— Start of RECORDS SUPPLIED —

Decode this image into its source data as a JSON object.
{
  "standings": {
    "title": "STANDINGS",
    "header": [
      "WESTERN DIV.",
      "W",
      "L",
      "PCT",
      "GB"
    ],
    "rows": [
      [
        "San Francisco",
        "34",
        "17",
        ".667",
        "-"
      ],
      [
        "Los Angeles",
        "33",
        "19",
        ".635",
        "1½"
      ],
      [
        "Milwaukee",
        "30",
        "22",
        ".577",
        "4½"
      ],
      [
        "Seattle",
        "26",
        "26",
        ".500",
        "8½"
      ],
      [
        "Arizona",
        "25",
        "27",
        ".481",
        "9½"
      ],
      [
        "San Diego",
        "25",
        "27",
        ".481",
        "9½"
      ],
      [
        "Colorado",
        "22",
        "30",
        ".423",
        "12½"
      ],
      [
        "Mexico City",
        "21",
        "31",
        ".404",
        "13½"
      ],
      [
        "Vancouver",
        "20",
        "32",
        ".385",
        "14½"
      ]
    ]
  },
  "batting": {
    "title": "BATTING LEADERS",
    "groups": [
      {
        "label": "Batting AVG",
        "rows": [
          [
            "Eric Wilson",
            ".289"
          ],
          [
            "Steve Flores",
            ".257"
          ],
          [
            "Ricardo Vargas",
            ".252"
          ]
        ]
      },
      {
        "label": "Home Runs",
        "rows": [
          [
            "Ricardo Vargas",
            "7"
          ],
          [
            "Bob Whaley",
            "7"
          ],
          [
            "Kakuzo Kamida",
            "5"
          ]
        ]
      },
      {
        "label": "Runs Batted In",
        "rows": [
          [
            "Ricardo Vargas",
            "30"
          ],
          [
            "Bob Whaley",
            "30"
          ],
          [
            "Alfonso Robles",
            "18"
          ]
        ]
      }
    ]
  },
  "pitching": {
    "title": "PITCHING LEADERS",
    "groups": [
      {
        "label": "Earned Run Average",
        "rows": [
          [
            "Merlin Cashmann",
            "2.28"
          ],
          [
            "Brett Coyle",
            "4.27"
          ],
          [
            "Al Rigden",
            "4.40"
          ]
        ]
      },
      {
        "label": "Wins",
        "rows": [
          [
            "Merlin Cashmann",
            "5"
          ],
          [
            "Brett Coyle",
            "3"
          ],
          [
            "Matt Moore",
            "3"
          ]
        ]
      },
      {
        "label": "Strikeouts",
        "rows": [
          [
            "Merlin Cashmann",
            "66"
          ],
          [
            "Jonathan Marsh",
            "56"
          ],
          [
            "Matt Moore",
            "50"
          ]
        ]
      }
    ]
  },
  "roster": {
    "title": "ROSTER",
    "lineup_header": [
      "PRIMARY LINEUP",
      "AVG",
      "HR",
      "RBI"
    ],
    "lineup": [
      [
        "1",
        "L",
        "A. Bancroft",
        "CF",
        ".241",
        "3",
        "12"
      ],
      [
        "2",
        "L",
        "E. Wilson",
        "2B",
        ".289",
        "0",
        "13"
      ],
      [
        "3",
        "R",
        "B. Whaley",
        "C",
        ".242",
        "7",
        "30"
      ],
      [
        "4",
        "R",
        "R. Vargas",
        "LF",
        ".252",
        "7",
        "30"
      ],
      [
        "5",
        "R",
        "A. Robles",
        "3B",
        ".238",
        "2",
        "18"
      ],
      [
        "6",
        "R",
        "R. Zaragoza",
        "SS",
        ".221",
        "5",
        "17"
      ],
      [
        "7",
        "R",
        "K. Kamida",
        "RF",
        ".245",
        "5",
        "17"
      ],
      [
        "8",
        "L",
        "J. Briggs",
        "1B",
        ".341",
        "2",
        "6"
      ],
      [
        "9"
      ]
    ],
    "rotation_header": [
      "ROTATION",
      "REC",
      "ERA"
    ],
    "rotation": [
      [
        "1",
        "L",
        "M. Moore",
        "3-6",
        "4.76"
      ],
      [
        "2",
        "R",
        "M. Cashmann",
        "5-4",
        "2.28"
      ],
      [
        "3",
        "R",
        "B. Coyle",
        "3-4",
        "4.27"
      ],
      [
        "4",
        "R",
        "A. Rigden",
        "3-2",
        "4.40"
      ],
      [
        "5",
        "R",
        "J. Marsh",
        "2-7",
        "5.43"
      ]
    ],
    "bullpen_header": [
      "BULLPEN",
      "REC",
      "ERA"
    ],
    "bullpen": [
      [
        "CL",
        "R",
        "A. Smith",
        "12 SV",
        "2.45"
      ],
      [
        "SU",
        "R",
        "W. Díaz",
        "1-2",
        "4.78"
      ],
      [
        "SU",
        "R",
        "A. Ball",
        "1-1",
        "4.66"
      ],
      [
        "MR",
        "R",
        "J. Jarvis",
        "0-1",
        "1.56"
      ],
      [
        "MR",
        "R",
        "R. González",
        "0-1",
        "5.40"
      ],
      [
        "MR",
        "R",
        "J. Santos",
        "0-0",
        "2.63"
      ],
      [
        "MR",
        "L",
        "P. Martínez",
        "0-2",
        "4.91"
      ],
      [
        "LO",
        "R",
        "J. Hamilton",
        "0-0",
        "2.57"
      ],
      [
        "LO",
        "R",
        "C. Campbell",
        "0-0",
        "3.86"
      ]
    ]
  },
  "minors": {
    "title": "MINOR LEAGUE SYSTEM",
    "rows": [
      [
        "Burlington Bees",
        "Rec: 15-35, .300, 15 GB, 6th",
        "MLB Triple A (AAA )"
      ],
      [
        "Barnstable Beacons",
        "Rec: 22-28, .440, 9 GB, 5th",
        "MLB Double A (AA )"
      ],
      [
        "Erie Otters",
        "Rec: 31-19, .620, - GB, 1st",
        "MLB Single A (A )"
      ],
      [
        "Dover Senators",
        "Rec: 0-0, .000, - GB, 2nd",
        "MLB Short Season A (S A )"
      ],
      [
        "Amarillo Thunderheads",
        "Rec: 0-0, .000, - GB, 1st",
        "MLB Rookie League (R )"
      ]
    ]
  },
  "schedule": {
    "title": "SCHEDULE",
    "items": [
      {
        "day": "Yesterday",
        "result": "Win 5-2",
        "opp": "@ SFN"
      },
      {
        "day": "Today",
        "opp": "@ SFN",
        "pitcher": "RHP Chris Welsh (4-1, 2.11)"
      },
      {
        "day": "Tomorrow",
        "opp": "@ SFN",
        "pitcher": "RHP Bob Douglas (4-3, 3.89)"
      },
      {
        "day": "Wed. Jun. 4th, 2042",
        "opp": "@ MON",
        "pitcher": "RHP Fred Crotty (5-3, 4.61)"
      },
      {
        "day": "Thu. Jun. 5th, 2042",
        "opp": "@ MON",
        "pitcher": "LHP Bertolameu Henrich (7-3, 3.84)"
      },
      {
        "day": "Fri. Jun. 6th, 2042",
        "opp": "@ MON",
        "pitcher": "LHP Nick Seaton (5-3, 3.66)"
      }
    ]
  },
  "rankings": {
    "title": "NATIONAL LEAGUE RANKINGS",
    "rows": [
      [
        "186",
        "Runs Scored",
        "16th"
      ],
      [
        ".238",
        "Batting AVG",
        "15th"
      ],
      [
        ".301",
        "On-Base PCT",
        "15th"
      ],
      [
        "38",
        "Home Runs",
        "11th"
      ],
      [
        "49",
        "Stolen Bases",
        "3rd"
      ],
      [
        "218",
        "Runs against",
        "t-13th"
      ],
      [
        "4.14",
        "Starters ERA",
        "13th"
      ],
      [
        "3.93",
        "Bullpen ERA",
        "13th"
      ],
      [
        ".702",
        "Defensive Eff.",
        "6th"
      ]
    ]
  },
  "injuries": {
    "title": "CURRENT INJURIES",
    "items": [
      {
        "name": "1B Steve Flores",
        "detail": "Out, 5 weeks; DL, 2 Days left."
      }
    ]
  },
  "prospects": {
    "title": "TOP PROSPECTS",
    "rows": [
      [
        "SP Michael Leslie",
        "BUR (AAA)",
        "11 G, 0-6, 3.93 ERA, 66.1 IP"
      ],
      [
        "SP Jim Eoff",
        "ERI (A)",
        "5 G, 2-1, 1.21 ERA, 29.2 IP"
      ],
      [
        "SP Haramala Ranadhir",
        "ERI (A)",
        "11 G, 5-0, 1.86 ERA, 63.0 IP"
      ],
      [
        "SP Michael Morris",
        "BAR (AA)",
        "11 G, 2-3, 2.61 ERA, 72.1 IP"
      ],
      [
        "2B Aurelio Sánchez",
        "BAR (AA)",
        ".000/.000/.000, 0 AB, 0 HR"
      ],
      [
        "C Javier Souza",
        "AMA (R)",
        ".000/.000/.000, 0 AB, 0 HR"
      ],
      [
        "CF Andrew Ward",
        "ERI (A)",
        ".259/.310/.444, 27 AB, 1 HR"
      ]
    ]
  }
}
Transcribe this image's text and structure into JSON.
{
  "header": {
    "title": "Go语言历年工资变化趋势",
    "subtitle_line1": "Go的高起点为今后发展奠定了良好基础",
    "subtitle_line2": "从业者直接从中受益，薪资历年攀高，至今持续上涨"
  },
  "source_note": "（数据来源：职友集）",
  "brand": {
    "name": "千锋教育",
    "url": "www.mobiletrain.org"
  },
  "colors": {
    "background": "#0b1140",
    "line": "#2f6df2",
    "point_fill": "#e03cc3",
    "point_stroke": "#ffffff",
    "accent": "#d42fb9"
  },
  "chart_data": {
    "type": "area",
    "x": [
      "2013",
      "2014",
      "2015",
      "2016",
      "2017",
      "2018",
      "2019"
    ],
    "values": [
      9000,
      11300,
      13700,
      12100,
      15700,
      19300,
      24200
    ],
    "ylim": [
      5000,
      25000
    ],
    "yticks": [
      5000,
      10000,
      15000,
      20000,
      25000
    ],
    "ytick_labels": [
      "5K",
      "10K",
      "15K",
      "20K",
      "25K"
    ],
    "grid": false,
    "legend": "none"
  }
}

— End of RECORDS SUPPLIED —

Repeat, with no changes, each line from the one with "Transcribe this image's" to the end of the listing, including both ends and nothing else.

Transcribe this image's text and structure into JSON.
{
  "header": {
    "title": "Go语言历年工资变化趋势",
    "subtitle_line1": "Go的高起点为今后发展奠定了良好基础",
    "subtitle_line2": "从业者直接从中受益，薪资历年攀高，至今持续上涨"
  },
  "source_note": "（数据来源：职友集）",
  "brand": {
    "name": "千锋教育",
    "url": "www.mobiletrain.org"
  },
  "colors": {
    "background": "#0b1140",
    "line": "#2f6df2",
    "point_fill": "#e03cc3",
    "point_stroke": "#ffffff",
    "accent": "#d42fb9"
  },
  "chart_data": {
    "type": "area",
    "x": [
      "2013",
      "2014",
      "2015",
      "2016",
      "2017",
      "2018",
      "2019"
    ],
    "values": [
      9000,
      11300,
      13700,
      12100,
      15700,
      19300,
      24200
    ],
    "ylim": [
      5000,
      25000
    ],
    "yticks": [
      5000,
      10000,
      15000,
      20000,
      25000
    ],
    "ytick_labels": [
      "5K",
      "10K",
      "15K",
      "20K",
      "25K"
    ],
    "grid": false,
    "legend": "none"
  }
}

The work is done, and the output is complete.